TASK PROMPT
Filter this data down to the lines that hold "JSON", and copy them.
— begin EXTRACTED INFORMATION —
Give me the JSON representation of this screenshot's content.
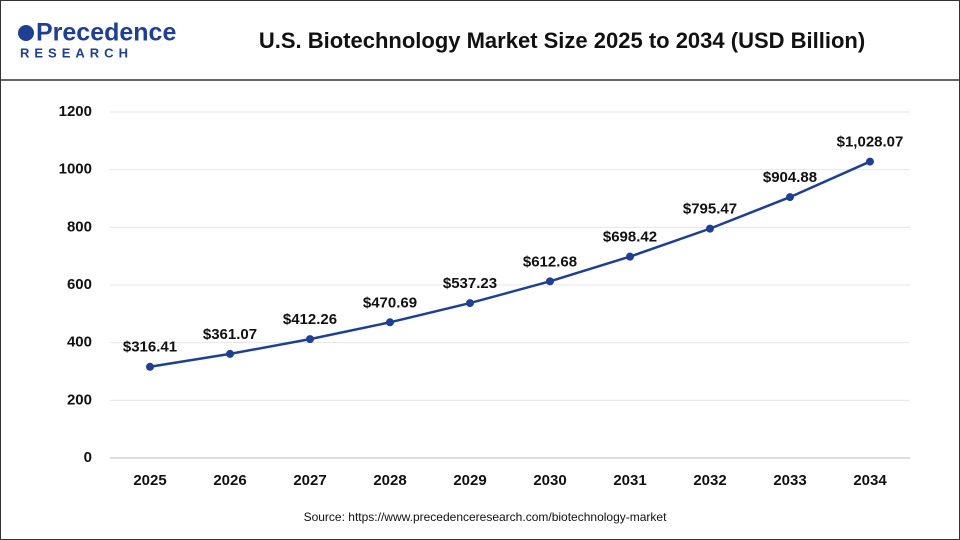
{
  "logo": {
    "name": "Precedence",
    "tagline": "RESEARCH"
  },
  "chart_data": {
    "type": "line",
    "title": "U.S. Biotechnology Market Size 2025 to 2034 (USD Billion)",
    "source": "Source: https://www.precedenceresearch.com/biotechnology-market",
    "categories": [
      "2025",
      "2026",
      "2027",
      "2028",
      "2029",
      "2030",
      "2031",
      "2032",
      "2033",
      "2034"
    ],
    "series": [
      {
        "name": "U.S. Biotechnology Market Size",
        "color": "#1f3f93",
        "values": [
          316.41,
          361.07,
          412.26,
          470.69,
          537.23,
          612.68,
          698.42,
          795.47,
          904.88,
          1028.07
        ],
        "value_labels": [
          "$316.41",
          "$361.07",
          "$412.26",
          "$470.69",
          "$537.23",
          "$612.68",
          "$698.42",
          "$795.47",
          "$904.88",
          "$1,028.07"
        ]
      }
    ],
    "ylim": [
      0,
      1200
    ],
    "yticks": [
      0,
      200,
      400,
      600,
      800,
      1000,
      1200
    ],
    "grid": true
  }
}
— end EXTRACTED INFORMATION —
— begin EXTRACTED INFORMATION —
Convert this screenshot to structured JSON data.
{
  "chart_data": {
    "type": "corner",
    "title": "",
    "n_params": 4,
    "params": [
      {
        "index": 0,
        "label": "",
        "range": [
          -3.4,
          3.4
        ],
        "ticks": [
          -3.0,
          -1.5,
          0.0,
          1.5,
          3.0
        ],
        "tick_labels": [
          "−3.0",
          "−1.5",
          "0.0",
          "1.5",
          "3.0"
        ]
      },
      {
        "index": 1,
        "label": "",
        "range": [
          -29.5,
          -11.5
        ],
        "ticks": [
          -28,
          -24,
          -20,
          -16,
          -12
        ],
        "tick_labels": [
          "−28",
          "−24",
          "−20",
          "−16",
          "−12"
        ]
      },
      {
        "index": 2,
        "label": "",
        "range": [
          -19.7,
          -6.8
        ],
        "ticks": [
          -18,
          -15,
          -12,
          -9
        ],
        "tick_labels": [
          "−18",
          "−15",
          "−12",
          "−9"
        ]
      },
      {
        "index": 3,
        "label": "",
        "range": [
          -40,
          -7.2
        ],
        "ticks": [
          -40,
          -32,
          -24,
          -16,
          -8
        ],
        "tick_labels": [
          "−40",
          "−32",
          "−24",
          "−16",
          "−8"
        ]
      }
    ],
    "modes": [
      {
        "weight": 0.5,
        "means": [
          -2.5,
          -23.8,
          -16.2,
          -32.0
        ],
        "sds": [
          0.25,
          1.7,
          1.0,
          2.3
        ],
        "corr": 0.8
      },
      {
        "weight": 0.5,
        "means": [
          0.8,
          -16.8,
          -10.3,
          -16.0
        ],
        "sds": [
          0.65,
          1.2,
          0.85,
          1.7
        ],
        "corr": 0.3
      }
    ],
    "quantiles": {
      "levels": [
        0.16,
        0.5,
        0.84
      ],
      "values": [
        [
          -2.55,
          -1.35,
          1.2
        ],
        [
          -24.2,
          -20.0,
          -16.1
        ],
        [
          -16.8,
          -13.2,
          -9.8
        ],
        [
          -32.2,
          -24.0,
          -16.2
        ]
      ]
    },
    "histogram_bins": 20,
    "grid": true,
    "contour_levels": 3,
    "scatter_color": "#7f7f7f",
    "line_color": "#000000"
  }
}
— end EXTRACTED INFORMATION —
FINAL ANSWER
Give me the JSON representation of this screenshot's content.
Convert this screenshot to structured JSON data.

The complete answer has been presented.